### Directions for this task
Do any lines in the data below contain "Export"? If so, copy every one of them.

### Material for this exercise
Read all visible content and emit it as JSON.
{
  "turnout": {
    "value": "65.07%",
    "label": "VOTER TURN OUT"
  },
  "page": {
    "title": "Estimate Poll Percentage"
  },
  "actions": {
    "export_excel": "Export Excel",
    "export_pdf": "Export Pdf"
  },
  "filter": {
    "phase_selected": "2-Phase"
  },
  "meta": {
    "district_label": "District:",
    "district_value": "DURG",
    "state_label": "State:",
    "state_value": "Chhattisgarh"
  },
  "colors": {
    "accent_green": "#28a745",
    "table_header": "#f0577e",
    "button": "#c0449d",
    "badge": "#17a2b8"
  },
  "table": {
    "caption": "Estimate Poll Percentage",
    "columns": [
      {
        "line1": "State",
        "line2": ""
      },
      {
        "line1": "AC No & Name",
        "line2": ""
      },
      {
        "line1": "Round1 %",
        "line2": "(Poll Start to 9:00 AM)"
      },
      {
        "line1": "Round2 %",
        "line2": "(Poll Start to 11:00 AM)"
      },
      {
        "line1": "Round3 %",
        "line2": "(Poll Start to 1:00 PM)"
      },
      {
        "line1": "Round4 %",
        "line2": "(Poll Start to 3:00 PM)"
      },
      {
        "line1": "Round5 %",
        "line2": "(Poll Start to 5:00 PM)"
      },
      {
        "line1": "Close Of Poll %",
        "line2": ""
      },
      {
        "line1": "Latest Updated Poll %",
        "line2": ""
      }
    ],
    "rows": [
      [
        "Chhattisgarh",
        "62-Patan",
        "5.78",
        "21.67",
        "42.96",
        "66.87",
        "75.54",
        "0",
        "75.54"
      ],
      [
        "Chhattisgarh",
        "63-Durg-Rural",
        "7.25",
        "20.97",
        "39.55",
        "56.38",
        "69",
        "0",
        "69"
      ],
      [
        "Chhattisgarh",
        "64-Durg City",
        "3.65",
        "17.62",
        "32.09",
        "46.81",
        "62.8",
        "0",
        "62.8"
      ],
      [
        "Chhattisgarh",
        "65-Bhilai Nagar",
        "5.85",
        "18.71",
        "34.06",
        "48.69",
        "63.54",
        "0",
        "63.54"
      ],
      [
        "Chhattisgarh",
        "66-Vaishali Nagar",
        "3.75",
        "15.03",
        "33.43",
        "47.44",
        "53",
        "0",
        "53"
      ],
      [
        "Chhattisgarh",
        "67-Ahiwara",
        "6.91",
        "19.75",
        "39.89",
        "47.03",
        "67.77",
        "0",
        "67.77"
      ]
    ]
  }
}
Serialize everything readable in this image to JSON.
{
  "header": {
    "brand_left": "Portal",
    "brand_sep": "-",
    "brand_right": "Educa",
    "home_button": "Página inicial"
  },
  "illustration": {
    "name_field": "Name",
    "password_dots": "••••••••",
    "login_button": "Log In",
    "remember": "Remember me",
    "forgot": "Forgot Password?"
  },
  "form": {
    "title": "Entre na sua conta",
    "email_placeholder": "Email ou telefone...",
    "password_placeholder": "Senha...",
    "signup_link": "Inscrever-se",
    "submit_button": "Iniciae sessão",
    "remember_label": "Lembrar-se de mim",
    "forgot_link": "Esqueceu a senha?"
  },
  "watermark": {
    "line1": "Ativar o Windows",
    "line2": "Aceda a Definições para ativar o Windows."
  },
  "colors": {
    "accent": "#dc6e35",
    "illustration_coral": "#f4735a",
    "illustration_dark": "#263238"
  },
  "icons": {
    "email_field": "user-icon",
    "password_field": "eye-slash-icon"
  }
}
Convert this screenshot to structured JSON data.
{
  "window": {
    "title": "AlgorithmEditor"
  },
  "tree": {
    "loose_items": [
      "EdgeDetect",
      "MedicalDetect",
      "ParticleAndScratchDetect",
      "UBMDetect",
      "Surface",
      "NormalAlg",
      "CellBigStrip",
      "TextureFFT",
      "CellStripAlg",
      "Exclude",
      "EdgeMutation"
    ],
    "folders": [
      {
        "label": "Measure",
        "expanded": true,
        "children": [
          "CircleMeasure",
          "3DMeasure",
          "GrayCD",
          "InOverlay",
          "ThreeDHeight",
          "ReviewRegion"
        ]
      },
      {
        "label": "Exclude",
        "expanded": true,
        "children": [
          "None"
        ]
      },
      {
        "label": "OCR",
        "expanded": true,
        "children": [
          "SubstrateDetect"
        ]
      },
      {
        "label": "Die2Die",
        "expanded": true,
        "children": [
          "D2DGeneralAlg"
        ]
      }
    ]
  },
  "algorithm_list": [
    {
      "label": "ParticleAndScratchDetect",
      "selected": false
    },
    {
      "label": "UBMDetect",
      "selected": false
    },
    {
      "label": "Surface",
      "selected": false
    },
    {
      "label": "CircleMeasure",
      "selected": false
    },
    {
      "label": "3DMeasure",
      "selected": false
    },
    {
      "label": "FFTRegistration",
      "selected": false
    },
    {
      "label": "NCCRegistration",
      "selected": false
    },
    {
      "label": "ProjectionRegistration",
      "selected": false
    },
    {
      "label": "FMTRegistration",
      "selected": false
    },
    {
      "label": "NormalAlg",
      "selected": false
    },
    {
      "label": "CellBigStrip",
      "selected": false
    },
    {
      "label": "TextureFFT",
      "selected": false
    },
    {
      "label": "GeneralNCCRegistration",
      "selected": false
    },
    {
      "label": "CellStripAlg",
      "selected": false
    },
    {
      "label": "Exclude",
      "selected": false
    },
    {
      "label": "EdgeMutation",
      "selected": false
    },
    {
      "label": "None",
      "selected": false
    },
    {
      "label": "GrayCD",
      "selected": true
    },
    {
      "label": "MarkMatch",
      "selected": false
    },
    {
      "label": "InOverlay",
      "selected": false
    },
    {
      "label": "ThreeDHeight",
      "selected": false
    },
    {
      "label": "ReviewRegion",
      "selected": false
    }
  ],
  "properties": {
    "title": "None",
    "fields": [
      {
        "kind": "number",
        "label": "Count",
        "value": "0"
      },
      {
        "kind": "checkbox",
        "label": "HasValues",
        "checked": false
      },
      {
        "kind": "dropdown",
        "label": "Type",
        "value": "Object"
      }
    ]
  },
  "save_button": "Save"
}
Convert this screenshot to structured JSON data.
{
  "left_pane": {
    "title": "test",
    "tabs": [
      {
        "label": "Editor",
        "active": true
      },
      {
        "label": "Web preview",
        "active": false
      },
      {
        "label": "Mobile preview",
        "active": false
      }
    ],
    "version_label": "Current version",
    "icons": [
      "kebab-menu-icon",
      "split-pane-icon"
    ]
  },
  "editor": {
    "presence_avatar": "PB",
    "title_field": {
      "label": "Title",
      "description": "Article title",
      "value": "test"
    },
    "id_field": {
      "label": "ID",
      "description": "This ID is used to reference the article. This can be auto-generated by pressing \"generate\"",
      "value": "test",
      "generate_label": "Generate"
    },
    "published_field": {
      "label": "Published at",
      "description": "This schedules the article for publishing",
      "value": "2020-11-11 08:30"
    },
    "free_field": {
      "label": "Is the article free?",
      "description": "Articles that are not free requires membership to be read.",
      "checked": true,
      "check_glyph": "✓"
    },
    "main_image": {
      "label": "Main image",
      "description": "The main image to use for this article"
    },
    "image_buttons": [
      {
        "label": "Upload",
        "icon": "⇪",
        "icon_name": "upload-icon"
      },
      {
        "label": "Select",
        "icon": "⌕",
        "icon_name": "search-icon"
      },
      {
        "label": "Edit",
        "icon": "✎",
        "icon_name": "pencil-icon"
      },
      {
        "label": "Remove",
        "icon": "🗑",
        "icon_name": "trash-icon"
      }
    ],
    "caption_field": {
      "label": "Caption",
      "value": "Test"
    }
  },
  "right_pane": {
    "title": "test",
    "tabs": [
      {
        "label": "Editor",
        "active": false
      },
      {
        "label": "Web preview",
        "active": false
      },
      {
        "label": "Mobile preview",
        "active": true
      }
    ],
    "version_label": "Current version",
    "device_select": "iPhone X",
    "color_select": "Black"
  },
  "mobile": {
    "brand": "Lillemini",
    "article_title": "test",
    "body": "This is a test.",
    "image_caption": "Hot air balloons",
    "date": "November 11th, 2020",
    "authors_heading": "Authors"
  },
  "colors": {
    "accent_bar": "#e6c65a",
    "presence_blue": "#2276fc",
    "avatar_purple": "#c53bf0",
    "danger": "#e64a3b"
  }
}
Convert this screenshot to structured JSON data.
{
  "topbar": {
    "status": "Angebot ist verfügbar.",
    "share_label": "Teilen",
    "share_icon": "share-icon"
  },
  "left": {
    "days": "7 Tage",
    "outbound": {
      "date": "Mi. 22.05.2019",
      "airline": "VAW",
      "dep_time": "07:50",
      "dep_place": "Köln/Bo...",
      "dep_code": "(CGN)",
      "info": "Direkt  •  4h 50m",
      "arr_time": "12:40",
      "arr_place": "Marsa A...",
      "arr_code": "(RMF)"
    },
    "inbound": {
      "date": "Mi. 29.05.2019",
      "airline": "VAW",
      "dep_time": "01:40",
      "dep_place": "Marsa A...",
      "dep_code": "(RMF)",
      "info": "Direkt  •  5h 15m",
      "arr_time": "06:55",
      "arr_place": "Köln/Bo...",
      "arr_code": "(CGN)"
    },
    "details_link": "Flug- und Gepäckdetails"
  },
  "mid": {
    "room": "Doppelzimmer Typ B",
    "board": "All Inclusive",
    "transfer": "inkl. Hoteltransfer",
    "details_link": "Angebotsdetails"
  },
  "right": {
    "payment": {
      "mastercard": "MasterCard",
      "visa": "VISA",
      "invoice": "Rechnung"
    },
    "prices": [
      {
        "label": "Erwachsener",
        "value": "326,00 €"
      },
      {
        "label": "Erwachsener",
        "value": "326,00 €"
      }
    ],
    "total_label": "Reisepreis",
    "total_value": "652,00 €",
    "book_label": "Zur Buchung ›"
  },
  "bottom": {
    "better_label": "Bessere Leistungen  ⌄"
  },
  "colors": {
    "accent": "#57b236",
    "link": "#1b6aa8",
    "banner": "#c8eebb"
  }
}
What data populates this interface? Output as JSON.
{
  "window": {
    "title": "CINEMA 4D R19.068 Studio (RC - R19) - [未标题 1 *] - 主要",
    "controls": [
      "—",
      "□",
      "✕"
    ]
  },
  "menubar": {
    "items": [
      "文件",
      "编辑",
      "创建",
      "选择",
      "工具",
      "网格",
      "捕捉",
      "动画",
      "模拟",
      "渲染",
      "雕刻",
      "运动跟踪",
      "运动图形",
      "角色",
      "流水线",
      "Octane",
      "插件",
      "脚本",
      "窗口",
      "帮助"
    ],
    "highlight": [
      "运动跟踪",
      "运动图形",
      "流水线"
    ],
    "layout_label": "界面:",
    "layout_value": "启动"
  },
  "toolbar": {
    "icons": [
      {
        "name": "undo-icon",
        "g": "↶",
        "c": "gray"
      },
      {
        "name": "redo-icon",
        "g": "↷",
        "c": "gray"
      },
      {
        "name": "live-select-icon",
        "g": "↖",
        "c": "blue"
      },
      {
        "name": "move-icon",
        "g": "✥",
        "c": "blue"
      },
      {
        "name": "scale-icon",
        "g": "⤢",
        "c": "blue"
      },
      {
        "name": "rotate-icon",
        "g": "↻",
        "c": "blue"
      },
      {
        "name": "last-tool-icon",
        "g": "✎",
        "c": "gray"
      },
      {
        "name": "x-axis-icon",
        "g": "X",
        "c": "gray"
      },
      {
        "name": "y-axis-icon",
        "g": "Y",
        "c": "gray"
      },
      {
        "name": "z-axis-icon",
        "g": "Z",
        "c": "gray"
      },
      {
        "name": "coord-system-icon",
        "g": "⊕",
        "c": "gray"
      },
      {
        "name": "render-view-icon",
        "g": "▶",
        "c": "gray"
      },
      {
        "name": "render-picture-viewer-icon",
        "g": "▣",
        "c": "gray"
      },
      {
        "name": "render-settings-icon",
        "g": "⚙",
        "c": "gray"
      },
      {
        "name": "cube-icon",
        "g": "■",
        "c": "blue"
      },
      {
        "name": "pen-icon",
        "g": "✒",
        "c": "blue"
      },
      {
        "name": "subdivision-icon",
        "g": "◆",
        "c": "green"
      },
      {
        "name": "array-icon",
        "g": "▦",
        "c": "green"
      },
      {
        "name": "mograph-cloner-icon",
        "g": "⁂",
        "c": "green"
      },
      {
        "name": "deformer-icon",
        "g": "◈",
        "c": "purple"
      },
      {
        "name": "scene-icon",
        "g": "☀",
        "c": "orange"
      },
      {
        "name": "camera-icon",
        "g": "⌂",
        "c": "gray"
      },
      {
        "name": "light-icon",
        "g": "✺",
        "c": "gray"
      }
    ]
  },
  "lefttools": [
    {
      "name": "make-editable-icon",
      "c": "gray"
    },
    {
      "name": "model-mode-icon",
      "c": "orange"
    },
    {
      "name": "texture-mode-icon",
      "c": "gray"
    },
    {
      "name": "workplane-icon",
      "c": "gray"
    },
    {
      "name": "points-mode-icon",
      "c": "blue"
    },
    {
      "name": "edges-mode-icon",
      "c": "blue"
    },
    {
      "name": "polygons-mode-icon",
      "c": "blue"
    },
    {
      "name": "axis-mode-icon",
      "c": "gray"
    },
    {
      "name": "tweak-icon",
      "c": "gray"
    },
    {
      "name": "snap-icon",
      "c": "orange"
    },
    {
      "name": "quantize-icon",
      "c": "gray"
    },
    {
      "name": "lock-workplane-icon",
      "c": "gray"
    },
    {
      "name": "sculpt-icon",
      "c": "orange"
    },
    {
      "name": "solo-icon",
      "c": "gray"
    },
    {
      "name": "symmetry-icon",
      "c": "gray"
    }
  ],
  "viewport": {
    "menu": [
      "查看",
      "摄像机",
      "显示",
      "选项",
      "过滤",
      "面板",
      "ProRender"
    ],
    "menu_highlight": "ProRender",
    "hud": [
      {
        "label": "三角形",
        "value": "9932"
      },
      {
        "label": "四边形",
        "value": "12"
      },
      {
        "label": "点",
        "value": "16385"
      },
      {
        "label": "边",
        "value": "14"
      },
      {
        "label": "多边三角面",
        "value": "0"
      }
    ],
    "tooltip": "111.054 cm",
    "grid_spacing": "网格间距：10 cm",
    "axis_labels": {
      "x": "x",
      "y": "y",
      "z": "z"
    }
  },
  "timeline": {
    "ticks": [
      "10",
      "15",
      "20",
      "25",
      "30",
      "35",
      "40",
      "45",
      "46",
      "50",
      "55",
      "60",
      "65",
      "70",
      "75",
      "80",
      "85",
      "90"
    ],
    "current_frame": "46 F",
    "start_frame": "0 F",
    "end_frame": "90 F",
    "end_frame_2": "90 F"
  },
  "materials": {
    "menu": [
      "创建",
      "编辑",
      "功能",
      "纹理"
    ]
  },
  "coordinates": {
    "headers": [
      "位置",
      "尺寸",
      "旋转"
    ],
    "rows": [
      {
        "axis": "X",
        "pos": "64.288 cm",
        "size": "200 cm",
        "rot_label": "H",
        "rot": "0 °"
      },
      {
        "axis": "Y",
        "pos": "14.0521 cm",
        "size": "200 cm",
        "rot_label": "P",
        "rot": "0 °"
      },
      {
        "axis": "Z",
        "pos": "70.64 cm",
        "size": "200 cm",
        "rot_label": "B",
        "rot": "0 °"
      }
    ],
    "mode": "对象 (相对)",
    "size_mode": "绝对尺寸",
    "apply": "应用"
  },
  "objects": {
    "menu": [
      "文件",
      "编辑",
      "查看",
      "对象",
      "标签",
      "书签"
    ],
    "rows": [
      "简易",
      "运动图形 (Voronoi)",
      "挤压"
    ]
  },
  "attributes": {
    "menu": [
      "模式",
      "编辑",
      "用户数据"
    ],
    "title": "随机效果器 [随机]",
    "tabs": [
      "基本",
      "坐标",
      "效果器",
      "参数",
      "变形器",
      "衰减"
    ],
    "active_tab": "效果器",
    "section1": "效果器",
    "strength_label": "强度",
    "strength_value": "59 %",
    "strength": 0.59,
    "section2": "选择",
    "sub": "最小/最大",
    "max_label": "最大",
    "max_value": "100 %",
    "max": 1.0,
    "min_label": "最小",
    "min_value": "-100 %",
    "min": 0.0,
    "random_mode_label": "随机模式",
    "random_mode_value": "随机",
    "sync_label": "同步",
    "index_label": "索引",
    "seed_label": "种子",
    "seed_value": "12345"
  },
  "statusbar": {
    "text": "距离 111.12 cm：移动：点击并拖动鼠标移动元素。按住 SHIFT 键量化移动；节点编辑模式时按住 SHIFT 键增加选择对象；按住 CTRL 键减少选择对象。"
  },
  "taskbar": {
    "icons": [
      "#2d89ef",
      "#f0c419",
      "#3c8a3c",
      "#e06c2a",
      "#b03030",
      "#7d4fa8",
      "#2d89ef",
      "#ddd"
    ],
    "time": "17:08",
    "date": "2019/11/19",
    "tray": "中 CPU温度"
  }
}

### Task answer
    "export_excel": "Export Excel",
    "export_pdf": "Export Pdf"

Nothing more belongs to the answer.